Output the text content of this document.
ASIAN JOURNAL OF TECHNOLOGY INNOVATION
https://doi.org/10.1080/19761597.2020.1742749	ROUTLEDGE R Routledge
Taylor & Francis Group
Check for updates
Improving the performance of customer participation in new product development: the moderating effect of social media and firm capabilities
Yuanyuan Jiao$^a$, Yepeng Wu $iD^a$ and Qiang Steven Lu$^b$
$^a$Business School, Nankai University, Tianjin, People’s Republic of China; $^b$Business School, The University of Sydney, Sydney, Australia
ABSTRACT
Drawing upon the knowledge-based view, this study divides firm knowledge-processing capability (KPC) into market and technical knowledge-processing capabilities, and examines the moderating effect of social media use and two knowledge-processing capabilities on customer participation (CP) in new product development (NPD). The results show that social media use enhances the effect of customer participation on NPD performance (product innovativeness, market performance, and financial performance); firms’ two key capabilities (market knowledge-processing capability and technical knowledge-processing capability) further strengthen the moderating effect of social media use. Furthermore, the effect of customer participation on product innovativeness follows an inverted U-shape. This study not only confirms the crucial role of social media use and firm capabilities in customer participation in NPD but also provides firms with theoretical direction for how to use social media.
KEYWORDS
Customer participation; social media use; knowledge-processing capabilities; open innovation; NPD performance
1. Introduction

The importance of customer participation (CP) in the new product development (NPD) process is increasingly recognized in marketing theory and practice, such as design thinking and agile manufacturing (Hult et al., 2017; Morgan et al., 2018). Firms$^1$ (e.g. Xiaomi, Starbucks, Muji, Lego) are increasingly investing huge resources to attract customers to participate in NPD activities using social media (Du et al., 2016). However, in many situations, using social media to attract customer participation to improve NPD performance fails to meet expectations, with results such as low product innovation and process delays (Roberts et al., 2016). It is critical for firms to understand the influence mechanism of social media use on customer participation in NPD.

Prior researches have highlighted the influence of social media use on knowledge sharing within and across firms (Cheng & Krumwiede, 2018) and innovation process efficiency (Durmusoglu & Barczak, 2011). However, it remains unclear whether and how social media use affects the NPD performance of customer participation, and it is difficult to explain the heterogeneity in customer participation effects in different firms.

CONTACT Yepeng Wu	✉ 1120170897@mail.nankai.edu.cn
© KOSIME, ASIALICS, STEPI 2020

* * *

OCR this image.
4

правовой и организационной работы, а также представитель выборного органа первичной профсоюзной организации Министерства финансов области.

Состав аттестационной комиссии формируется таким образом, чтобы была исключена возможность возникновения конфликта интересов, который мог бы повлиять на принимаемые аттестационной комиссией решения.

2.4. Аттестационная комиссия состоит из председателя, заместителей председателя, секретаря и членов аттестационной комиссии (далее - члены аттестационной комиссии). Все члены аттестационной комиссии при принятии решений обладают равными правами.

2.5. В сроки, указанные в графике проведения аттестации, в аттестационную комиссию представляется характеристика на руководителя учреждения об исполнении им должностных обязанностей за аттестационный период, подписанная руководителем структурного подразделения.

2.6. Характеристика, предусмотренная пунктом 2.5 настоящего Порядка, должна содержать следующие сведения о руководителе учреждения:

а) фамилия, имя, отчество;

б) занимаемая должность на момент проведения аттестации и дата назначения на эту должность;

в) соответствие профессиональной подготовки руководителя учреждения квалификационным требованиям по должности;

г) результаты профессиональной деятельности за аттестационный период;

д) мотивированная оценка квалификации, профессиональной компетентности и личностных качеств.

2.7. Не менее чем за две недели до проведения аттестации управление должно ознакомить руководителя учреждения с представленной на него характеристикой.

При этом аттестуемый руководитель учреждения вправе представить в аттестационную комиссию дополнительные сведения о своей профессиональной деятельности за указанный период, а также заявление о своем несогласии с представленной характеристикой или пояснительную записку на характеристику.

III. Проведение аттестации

What you are asked to do
Across the entries above, how many lines contain "аттестационный"? Provide only the count.

Output for this exercise
2